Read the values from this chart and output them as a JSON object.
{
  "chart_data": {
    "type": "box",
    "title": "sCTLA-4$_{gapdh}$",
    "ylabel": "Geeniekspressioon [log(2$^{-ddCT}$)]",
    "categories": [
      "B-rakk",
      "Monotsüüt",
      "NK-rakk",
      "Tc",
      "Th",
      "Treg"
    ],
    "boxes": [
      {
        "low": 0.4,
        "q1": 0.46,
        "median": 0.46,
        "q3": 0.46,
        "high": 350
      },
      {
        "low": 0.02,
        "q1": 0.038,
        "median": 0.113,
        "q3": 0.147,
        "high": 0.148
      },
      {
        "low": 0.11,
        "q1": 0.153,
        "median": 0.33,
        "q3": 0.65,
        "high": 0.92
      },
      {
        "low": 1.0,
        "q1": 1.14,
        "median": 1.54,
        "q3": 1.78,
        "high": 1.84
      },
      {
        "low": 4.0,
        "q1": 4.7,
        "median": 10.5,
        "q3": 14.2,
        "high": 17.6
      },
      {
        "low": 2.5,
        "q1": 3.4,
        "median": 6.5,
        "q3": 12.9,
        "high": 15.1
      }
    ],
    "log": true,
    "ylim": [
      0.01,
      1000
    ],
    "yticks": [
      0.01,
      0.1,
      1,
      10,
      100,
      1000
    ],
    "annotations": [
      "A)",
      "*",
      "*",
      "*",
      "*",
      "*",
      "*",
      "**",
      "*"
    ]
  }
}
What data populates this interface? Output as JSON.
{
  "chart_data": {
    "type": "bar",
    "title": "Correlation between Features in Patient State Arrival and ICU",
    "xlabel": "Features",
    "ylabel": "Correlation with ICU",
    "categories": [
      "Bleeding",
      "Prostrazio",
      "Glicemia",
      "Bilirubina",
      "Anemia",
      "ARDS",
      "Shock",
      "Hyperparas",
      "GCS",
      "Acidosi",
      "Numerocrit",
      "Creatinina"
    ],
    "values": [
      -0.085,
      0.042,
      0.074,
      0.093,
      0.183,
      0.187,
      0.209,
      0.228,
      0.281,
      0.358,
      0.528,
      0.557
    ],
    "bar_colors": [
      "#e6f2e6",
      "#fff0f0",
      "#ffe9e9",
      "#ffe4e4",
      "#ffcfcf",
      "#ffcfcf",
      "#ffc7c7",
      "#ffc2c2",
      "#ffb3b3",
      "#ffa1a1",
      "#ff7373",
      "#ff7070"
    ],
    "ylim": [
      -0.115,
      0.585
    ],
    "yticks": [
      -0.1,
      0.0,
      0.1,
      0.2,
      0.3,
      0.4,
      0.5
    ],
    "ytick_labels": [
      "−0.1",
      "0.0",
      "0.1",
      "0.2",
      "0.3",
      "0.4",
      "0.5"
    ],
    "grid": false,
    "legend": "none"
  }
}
══════════════════════════════
## Short problem
Give the entries once more, exactly as they appear.

## In response
Read the values from this chart and output them as a JSON object.
{
  "chart_data": {
    "type": "box",
    "title": "sCTLA-4$_{gapdh}$",
    "ylabel": "Geeniekspressioon [log(2$^{-ddCT}$)]",
    "categories": [
      "B-rakk",
      "Monotsüüt",
      "NK-rakk",
      "Tc",
      "Th",
      "Treg"
    ],
    "boxes": [
      {
        "low": 0.4,
        "q1": 0.46,
        "median": 0.46,
        "q3": 0.46,
        "high": 350
      },
      {
        "low": 0.02,
        "q1": 0.038,
        "median": 0.113,
        "q3": 0.147,
        "high": 0.148
      },
      {
        "low": 0.11,
        "q1": 0.153,
        "median": 0.33,
        "q3": 0.65,
        "high": 0.92
      },
      {
        "low": 1.0,
        "q1": 1.14,
        "median": 1.54,
        "q3": 1.78,
        "high": 1.84
      },
      {
        "low": 4.0,
        "q1": 4.7,
        "median": 10.5,
        "q3": 14.2,
        "high": 17.6
      },
      {
        "low": 2.5,
        "q1": 3.4,
        "median": 6.5,
        "q3": 12.9,
        "high": 15.1
      }
    ],
    "log": true,
    "ylim": [
      0.01,
      1000
    ],
    "yticks": [
      0.01,
      0.1,
      1,
      10,
      100,
      1000
    ],
    "annotations": [
      "A)",
      "*",
      "*",
      "*",
      "*",
      "*",
      "*",
      "**",
      "*"
    ]
  }
}
What data populates this interface? Output as JSON.
{
  "chart_data": {
    "type": "bar",
    "title": "Correlation between Features in Patient State Arrival and ICU",
    "xlabel": "Features",
    "ylabel": "Correlation with ICU",
    "categories": [
      "Bleeding",
      "Prostrazio",
      "Glicemia",
      "Bilirubina",
      "Anemia",
      "ARDS",
      "Shock",
      "Hyperparas",
      "GCS",
      "Acidosi",
      "Numerocrit",
      "Creatinina"
    ],
    "values": [
      -0.085,
      0.042,
      0.074,
      0.093,
      0.183,
      0.187,
      0.209,
      0.228,
      0.281,
      0.358,
      0.528,
      0.557
    ],
    "bar_colors": [
      "#e6f2e6",
      "#fff0f0",
      "#ffe9e9",
      "#ffe4e4",
      "#ffcfcf",
      "#ffcfcf",
      "#ffc7c7",
      "#ffc2c2",
      "#ffb3b3",
      "#ffa1a1",
      "#ff7373",
      "#ff7070"
    ],
    "ylim": [
      -0.115,
      0.585
    ],
    "yticks": [
      -0.1,
      0.0,
      0.1,
      0.2,
      0.3,
      0.4,
      0.5
    ],
    "ytick_labels": [
      "−0.1",
      "0.0",
      "0.1",
      "0.2",
      "0.3",
      "0.4",
      "0.5"
    ],
    "grid": false,
    "legend": "none"
  }
}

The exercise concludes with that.